Data lines:

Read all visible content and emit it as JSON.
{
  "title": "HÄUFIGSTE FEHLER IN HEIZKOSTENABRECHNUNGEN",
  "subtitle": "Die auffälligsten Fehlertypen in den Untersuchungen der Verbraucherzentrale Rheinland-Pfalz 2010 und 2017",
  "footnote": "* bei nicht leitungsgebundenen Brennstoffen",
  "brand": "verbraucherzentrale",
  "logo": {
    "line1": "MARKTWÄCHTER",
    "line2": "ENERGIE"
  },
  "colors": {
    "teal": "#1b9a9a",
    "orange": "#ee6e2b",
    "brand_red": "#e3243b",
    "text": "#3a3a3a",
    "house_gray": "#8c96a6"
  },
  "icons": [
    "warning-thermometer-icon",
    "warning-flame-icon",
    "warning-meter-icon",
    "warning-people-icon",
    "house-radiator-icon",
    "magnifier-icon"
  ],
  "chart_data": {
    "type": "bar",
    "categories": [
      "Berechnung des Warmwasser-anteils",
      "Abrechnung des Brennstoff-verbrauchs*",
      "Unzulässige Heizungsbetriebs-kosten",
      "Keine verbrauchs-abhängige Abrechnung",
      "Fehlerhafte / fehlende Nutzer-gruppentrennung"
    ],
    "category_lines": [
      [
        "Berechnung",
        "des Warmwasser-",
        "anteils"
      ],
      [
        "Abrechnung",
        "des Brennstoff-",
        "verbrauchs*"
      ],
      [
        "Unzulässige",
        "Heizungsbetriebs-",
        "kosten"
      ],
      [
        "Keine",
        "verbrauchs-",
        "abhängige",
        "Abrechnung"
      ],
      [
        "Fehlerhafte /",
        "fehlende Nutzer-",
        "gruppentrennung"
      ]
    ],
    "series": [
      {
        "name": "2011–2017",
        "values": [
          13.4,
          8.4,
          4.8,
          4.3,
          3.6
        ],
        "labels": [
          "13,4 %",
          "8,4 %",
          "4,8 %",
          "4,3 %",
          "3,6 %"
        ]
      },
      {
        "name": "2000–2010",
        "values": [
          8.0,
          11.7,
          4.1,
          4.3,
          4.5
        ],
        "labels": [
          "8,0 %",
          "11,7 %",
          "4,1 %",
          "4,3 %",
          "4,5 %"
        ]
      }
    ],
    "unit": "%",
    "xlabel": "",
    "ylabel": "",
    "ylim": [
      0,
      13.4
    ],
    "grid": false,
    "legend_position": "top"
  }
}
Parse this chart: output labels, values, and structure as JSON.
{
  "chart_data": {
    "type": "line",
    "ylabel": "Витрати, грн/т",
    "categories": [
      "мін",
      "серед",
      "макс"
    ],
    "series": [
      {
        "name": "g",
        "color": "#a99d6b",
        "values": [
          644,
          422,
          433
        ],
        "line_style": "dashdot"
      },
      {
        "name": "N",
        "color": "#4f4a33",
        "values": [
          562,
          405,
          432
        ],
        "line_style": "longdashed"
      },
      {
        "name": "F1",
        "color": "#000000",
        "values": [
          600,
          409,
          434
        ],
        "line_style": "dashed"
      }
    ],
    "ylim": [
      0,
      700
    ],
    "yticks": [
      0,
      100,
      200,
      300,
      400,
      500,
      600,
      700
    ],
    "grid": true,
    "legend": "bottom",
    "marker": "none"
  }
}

Work instructions:
Extract from the material all lines containing the string "Keine".

Exercise output:
      "Keine verbrauchs-abhängige Abrechnung",
        "Keine",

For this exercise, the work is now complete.